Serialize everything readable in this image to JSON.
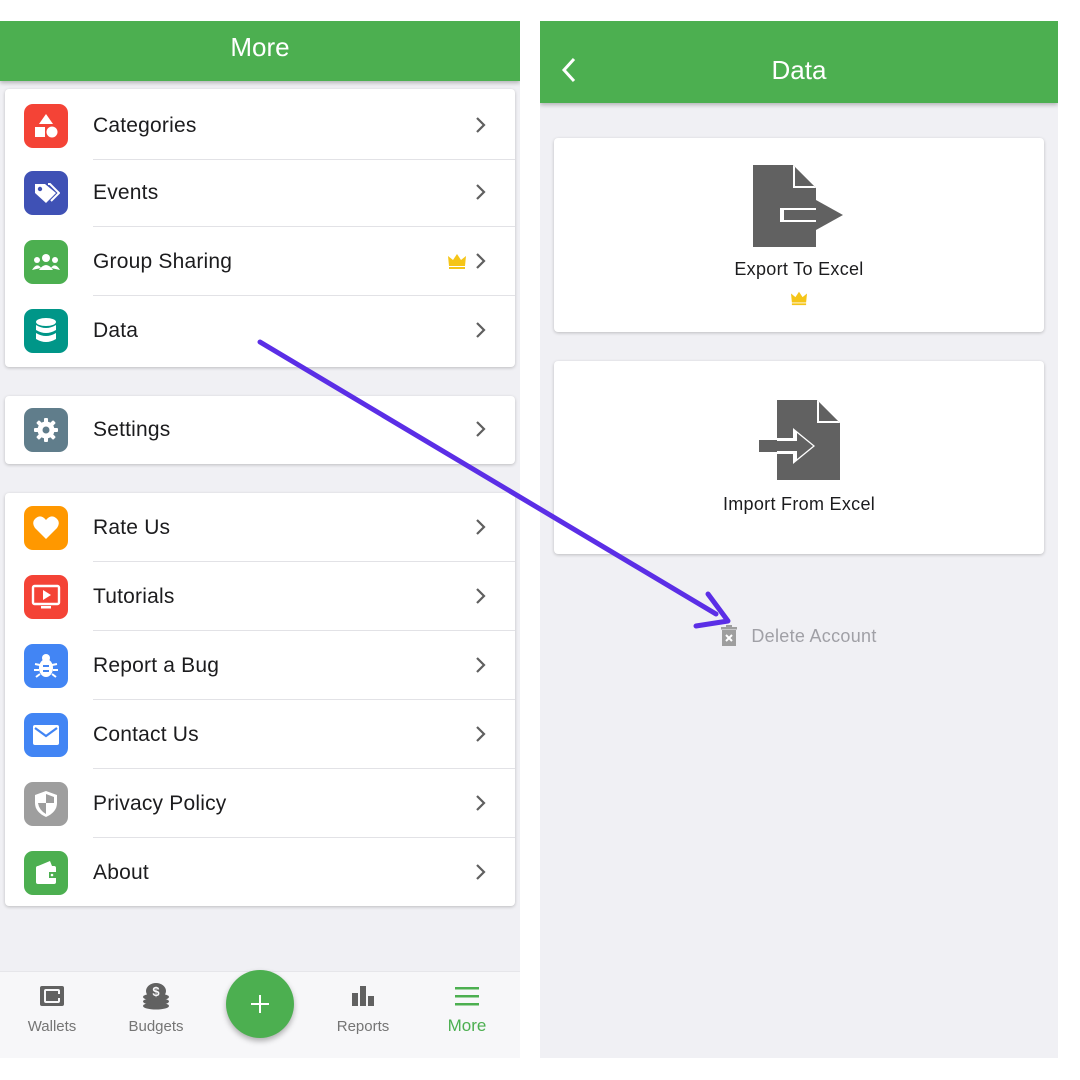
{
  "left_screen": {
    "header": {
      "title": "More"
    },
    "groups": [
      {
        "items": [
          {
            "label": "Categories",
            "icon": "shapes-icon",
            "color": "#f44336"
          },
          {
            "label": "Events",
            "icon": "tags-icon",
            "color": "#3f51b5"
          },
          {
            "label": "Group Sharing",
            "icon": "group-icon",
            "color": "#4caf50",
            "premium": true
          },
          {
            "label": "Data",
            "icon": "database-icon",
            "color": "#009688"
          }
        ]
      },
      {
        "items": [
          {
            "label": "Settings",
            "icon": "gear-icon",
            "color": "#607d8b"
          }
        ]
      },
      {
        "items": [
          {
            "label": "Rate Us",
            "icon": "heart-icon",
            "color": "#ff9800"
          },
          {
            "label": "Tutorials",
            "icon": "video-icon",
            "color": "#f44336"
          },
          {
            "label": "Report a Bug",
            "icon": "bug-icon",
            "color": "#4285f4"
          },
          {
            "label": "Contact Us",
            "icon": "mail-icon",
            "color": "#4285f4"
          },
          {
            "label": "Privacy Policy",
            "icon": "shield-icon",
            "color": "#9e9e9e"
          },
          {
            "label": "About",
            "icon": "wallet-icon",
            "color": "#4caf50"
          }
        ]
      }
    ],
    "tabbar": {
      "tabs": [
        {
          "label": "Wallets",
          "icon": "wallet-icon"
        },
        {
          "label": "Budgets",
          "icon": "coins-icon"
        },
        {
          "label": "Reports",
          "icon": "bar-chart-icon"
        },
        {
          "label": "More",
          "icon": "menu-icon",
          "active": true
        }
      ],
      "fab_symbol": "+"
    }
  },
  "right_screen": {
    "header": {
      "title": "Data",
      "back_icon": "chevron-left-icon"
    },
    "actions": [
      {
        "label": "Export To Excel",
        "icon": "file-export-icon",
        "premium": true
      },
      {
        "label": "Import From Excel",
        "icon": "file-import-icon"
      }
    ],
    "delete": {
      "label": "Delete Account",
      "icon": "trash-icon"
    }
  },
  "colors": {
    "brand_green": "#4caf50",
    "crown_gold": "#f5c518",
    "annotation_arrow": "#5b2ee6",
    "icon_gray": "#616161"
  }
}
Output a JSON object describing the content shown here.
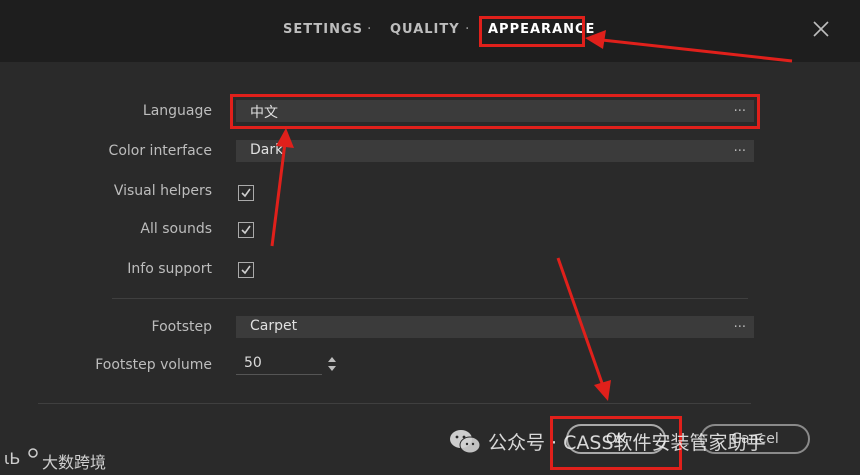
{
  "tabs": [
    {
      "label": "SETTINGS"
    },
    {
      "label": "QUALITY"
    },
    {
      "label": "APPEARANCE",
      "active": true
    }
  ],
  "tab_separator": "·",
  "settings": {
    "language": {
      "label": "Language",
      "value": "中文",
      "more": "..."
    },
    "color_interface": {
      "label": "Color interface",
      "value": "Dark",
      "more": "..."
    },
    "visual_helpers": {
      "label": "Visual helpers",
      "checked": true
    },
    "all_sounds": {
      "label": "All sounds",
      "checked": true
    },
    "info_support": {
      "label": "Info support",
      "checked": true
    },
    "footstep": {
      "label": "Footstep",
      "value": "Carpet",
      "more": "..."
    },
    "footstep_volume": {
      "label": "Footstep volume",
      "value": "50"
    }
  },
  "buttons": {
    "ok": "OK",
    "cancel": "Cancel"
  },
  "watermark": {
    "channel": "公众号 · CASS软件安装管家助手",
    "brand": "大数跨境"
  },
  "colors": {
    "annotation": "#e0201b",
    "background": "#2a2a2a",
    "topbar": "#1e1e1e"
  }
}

──────────

TASK INSTRUCTIONS →
Set down every entry word for word, but omit the pictures.

OUTPUT OF THE TASK →
Serialize everything readable in this image to JSON.
{
  "left_screen": {
    "header": {
      "title": "More"
    },
    "groups": [
      {
        "items": [
          {
            "label": "Categories",
            "icon": "shapes-icon",
            "color": "#f44336"
          },
          {
            "label": "Events",
            "icon": "tags-icon",
            "color": "#3f51b5"
          },
          {
            "label": "Group Sharing",
            "icon": "group-icon",
            "color": "#4caf50",
            "premium": true
          },
          {
            "label": "Data",
            "icon": "database-icon",
            "color": "#009688"
          }
        ]
      },
      {
        "items": [
          {
            "label": "Settings",
            "icon": "gear-icon",
            "color": "#607d8b"
          }
        ]
      },
      {
        "items": [
          {
            "label": "Rate Us",
            "icon": "heart-icon",
            "color": "#ff9800"
          },
          {
            "label": "Tutorials",
            "icon": "video-icon",
            "color": "#f44336"
          },
          {
            "label": "Report a Bug",
            "icon": "bug-icon",
            "color": "#4285f4"
          },
          {
            "label": "Contact Us",
            "icon": "mail-icon",
            "color": "#4285f4"
          },
          {
            "label": "Privacy Policy",
            "icon": "shield-icon",
            "color": "#9e9e9e"
          },
          {
            "label": "About",
            "icon": "wallet-icon",
            "color": "#4caf50"
          }
        ]
      }
    ],
    "tabbar": {
      "tabs": [
        {
          "label": "Wallets",
          "icon": "wallet-icon"
        },
        {
          "label": "Budgets",
          "icon": "coins-icon"
        },
        {
          "label": "Reports",
          "icon": "bar-chart-icon"
        },
        {
          "label": "More",
          "icon": "menu-icon",
          "active": true
        }
      ],
      "fab_symbol": "+"
    }
  },
  "right_screen": {
    "header": {
      "title": "Data",
      "back_icon": "chevron-left-icon"
    },
    "actions": [
      {
        "label": "Export To Excel",
        "icon": "file-export-icon",
        "premium": true
      },
      {
        "label": "Import From Excel",
        "icon": "file-import-icon"
      }
    ],
    "delete": {
      "label": "Delete Account",
      "icon": "trash-icon"
    }
  },
  "colors": {
    "brand_green": "#4caf50",
    "crown_gold": "#f5c518",
    "annotation_arrow": "#5b2ee6",
    "icon_gray": "#616161"
  }
}
Output a JSON object describing the content shown here.
{
  "tabs": [
    {
      "label": "SETTINGS"
    },
    {
      "label": "QUALITY"
    },
    {
      "label": "APPEARANCE",
      "active": true
    }
  ],
  "tab_separator": "·",
  "settings": {
    "language": {
      "label": "Language",
      "value": "中文",
      "more": "..."
    },
    "color_interface": {
      "label": "Color interface",
      "value": "Dark",
      "more": "..."
    },
    "visual_helpers": {
      "label": "Visual helpers",
      "checked": true
    },
    "all_sounds": {
      "label": "All sounds",
      "checked": true
    },
    "info_support": {
      "label": "Info support",
      "checked": true
    },
    "footstep": {
      "label": "Footstep",
      "value": "Carpet",
      "more": "..."
    },
    "footstep_volume": {
      "label": "Footstep volume",
      "value": "50"
    }
  },
  "buttons": {
    "ok": "OK",
    "cancel": "Cancel"
  },
  "watermark": {
    "channel": "公众号 · CASS软件安装管家助手",
    "brand": "大数跨境"
  },
  "colors": {
    "annotation": "#e0201b",
    "background": "#2a2a2a",
    "topbar": "#1e1e1e"
  }
}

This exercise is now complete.